● Job: From the entries below, gather every line containing the string "flipover".

(Saved entries)
>>>>

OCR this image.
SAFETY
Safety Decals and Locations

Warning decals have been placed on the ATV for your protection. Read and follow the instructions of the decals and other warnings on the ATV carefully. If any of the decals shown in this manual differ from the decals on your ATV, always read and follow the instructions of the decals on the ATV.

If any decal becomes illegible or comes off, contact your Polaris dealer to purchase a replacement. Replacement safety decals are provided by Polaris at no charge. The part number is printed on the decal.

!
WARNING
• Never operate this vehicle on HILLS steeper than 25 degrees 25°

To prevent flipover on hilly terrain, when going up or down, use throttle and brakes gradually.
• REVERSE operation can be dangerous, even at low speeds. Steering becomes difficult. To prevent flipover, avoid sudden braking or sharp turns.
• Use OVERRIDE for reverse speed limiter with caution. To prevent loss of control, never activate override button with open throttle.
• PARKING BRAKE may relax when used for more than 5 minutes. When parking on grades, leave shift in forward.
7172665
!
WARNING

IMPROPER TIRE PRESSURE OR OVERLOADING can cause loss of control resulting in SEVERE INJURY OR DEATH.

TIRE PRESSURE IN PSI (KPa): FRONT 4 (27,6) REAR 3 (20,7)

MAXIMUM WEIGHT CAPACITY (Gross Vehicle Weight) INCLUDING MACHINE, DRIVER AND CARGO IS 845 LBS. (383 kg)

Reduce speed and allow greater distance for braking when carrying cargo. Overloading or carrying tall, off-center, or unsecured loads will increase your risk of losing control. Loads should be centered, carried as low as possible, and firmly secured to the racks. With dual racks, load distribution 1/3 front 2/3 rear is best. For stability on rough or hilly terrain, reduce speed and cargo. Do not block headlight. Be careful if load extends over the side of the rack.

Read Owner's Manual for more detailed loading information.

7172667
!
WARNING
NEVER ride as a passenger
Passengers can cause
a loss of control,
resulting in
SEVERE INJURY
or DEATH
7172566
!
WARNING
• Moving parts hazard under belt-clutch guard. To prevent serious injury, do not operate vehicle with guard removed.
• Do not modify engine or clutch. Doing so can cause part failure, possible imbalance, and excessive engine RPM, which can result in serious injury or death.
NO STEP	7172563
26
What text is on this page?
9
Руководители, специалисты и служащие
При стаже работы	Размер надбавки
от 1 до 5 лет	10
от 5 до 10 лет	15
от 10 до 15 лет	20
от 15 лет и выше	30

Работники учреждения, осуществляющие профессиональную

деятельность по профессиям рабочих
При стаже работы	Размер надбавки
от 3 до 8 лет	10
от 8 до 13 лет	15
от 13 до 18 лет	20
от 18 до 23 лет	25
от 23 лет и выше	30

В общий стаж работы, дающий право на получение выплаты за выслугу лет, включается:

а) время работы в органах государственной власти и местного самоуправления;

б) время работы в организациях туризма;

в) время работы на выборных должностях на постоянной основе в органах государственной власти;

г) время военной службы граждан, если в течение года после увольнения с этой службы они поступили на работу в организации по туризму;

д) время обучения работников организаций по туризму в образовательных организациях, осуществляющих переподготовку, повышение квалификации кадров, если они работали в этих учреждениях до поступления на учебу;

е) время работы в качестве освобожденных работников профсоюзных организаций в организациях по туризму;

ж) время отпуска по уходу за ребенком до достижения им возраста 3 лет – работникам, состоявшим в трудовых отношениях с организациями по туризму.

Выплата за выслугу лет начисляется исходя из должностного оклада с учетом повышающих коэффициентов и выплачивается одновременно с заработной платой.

<<<<

● Answer below:
To prevent flipover on hilly terrain, when going up or down, use throttle and brakes gradually.
• REVERSE operation can be dangerous, even at low speeds. Steering becomes difficult. To prevent flipover, avoid sudden braking or sharp turns.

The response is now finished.